Entries supplied =>
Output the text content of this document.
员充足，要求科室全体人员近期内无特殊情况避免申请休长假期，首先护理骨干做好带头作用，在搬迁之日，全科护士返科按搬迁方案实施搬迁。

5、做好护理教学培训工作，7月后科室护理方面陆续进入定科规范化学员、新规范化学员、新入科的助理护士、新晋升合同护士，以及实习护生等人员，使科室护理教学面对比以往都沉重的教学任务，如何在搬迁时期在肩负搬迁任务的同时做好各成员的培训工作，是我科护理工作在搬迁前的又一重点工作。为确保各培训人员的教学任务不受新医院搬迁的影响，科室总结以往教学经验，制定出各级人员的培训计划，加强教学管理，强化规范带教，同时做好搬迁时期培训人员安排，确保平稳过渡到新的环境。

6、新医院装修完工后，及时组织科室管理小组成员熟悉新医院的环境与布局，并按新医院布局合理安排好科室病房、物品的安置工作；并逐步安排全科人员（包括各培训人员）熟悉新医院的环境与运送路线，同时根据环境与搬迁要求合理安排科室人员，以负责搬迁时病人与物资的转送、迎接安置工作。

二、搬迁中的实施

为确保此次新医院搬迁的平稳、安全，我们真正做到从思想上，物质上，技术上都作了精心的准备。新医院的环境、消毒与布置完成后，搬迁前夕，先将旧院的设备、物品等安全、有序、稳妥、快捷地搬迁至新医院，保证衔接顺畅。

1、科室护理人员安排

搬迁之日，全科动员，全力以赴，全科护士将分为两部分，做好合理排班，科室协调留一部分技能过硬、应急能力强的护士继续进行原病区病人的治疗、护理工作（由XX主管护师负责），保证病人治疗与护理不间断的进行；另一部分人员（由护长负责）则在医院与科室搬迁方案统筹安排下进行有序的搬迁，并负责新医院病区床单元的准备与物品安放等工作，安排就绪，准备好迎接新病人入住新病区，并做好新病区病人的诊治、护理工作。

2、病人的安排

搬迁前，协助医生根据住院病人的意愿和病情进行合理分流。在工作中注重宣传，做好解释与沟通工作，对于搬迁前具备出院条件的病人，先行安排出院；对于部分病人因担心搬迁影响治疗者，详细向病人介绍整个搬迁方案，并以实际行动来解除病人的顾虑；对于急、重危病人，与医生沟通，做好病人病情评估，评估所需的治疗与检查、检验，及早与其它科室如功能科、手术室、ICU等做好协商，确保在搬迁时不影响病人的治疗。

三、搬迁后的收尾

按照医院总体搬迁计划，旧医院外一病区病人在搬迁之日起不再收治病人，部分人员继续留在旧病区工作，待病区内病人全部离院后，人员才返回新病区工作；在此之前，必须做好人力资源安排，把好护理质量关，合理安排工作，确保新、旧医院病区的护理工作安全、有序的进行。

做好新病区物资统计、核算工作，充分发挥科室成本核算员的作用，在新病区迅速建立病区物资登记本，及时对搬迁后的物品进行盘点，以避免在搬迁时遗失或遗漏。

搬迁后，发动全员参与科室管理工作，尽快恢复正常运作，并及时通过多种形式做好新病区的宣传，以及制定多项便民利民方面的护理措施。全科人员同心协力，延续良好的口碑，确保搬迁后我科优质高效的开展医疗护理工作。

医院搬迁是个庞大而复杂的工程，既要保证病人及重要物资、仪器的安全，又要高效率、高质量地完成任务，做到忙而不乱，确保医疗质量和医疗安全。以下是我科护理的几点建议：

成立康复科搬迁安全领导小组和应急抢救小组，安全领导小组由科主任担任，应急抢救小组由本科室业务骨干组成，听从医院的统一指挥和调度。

Goal =>
Each line of the material above must be retyped precisely.

Expected answer =>
Output the text content of this document.
员充足，要求科室全体人员近期内无特殊情况避免申请休长假期，首先护理骨干做好带头作用，在搬迁之日，全科护士返科按搬迁方案实施搬迁。

5、做好护理教学培训工作，7月后科室护理方面陆续进入定科规范化学员、新规范化学员、新入科的助理护士、新晋升合同护士，以及实习护生等人员，使科室护理教学面对比以往都沉重的教学任务，如何在搬迁时期在肩负搬迁任务的同时做好各成员的培训工作，是我科护理工作在搬迁前的又一重点工作。为确保各培训人员的教学任务不受新医院搬迁的影响，科室总结以往教学经验，制定出各级人员的培训计划，加强教学管理，强化规范带教，同时做好搬迁时期培训人员安排，确保平稳过渡到新的环境。

6、新医院装修完工后，及时组织科室管理小组成员熟悉新医院的环境与布局，并按新医院布局合理安排好科室病房、物品的安置工作；并逐步安排全科人员（包括各培训人员）熟悉新医院的环境与运送路线，同时根据环境与搬迁要求合理安排科室人员，以负责搬迁时病人与物资的转送、迎接安置工作。

二、搬迁中的实施

为确保此次新医院搬迁的平稳、安全，我们真正做到从思想上，物质上，技术上都作了精心的准备。新医院的环境、消毒与布置完成后，搬迁前夕，先将旧院的设备、物品等安全、有序、稳妥、快捷地搬迁至新医院，保证衔接顺畅。

1、科室护理人员安排

搬迁之日，全科动员，全力以赴，全科护士将分为两部分，做好合理排班，科室协调留一部分技能过硬、应急能力强的护士继续进行原病区病人的治疗、护理工作（由XX主管护师负责），保证病人治疗与护理不间断的进行；另一部分人员（由护长负责）则在医院与科室搬迁方案统筹安排下进行有序的搬迁，并负责新医院病区床单元的准备与物品安放等工作，安排就绪，准备好迎接新病人入住新病区，并做好新病区病人的诊治、护理工作。

2、病人的安排

搬迁前，协助医生根据住院病人的意愿和病情进行合理分流。在工作中注重宣传，做好解释与沟通工作，对于搬迁前具备出院条件的病人，先行安排出院；对于部分病人因担心搬迁影响治疗者，详细向病人介绍整个搬迁方案，并以实际行动来解除病人的顾虑；对于急、重危病人，与医生沟通，做好病人病情评估，评估所需的治疗与检查、检验，及早与其它科室如功能科、手术室、ICU等做好协商，确保在搬迁时不影响病人的治疗。

三、搬迁后的收尾

按照医院总体搬迁计划，旧医院外一病区病人在搬迁之日起不再收治病人，部分人员继续留在旧病区工作，待病区内病人全部离院后，人员才返回新病区工作；在此之前，必须做好人力资源安排，把好护理质量关，合理安排工作，确保新、旧医院病区的护理工作安全、有序的进行。

做好新病区物资统计、核算工作，充分发挥科室成本核算员的作用，在新病区迅速建立病区物资登记本，及时对搬迁后的物品进行盘点，以避免在搬迁时遗失或遗漏。

搬迁后，发动全员参与科室管理工作，尽快恢复正常运作，并及时通过多种形式做好新病区的宣传，以及制定多项便民利民方面的护理措施。全科人员同心协力，延续良好的口碑，确保搬迁后我科优质高效的开展医疗护理工作。

医院搬迁是个庞大而复杂的工程，既要保证病人及重要物资、仪器的安全，又要高效率、高质量地完成任务，做到忙而不乱，确保医疗质量和医疗安全。以下是我科护理的几点建议：

成立康复科搬迁安全领导小组和应急抢救小组，安全领导小组由科主任担任，应急抢救小组由本科室业务骨干组成，听从医院的统一指挥和调度。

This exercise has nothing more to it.